The records that follow should be retyped word for word.

--- START OF EXERCISE INPUT ---

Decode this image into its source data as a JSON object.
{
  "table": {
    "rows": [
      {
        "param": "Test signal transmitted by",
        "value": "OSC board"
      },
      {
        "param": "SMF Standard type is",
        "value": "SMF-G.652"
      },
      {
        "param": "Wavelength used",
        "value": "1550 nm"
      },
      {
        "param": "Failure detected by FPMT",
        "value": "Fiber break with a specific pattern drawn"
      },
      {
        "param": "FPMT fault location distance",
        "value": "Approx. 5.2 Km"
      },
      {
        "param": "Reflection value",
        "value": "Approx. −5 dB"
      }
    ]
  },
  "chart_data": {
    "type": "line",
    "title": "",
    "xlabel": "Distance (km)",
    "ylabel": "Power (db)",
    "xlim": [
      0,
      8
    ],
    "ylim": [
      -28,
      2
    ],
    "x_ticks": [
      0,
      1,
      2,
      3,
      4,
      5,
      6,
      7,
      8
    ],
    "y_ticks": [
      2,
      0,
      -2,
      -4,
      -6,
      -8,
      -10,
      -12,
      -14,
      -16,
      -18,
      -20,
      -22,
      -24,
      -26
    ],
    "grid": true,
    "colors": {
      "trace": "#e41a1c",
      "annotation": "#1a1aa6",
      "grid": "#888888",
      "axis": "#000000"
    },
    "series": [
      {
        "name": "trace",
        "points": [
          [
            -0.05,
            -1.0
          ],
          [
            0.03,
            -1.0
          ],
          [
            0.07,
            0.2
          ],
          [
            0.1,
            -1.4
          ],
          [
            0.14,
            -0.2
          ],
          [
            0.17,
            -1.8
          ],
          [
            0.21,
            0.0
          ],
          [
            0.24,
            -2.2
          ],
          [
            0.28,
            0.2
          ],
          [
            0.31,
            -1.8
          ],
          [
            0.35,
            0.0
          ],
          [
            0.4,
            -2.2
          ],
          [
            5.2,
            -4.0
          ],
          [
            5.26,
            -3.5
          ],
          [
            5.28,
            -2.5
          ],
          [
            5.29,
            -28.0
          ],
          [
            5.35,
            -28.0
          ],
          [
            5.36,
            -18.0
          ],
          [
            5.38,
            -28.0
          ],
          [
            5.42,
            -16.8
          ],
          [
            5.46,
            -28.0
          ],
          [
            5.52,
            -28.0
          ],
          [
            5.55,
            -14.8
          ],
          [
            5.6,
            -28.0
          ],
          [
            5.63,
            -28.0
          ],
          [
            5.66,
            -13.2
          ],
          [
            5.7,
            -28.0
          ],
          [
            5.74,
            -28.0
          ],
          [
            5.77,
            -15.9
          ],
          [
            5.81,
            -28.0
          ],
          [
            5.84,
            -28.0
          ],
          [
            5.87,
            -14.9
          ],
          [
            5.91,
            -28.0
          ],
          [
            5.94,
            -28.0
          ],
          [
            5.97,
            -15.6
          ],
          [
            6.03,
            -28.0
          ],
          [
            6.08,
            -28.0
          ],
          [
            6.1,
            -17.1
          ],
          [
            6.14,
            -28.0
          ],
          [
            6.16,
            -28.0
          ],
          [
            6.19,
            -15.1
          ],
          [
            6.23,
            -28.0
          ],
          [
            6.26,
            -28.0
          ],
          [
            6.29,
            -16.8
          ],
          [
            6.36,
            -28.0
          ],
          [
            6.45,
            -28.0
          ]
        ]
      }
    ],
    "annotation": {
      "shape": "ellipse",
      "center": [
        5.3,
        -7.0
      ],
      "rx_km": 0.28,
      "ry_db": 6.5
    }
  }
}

--- END OF EXERCISE INPUT ---

REPLY —
Decode this image into its source data as a JSON object.
{
  "table": {
    "rows": [
      {
        "param": "Test signal transmitted by",
        "value": "OSC board"
      },
      {
        "param": "SMF Standard type is",
        "value": "SMF-G.652"
      },
      {
        "param": "Wavelength used",
        "value": "1550 nm"
      },
      {
        "param": "Failure detected by FPMT",
        "value": "Fiber break with a specific pattern drawn"
      },
      {
        "param": "FPMT fault location distance",
        "value": "Approx. 5.2 Km"
      },
      {
        "param": "Reflection value",
        "value": "Approx. −5 dB"
      }
    ]
  },
  "chart_data": {
    "type": "line",
    "title": "",
    "xlabel": "Distance (km)",
    "ylabel": "Power (db)",
    "xlim": [
      0,
      8
    ],
    "ylim": [
      -28,
      2
    ],
    "x_ticks": [
      0,
      1,
      2,
      3,
      4,
      5,
      6,
      7,
      8
    ],
    "y_ticks": [
      2,
      0,
      -2,
      -4,
      -6,
      -8,
      -10,
      -12,
      -14,
      -16,
      -18,
      -20,
      -22,
      -24,
      -26
    ],
    "grid": true,
    "colors": {
      "trace": "#e41a1c",
      "annotation": "#1a1aa6",
      "grid": "#888888",
      "axis": "#000000"
    },
    "series": [
      {
        "name": "trace",
        "points": [
          [
            -0.05,
            -1.0
          ],
          [
            0.03,
            -1.0
          ],
          [
            0.07,
            0.2
          ],
          [
            0.1,
            -1.4
          ],
          [
            0.14,
            -0.2
          ],
          [
            0.17,
            -1.8
          ],
          [
            0.21,
            0.0
          ],
          [
            0.24,
            -2.2
          ],
          [
            0.28,
            0.2
          ],
          [
            0.31,
            -1.8
          ],
          [
            0.35,
            0.0
          ],
          [
            0.4,
            -2.2
          ],
          [
            5.2,
            -4.0
          ],
          [
            5.26,
            -3.5
          ],
          [
            5.28,
            -2.5
          ],
          [
            5.29,
            -28.0
          ],
          [
            5.35,
            -28.0
          ],
          [
            5.36,
            -18.0
          ],
          [
            5.38,
            -28.0
          ],
          [
            5.42,
            -16.8
          ],
          [
            5.46,
            -28.0
          ],
          [
            5.52,
            -28.0
          ],
          [
            5.55,
            -14.8
          ],
          [
            5.6,
            -28.0
          ],
          [
            5.63,
            -28.0
          ],
          [
            5.66,
            -13.2
          ],
          [
            5.7,
            -28.0
          ],
          [
            5.74,
            -28.0
          ],
          [
            5.77,
            -15.9
          ],
          [
            5.81,
            -28.0
          ],
          [
            5.84,
            -28.0
          ],
          [
            5.87,
            -14.9
          ],
          [
            5.91,
            -28.0
          ],
          [
            5.94,
            -28.0
          ],
          [
            5.97,
            -15.6
          ],
          [
            6.03,
            -28.0
          ],
          [
            6.08,
            -28.0
          ],
          [
            6.1,
            -17.1
          ],
          [
            6.14,
            -28.0
          ],
          [
            6.16,
            -28.0
          ],
          [
            6.19,
            -15.1
          ],
          [
            6.23,
            -28.0
          ],
          [
            6.26,
            -28.0
          ],
          [
            6.29,
            -16.8
          ],
          [
            6.36,
            -28.0
          ],
          [
            6.45,
            -28.0
          ]
        ]
      }
    ],
    "annotation": {
      "shape": "ellipse",
      "center": [
        5.3,
        -7.0
      ],
      "rx_km": 0.28,
      "ry_db": 6.5
    }
  }
}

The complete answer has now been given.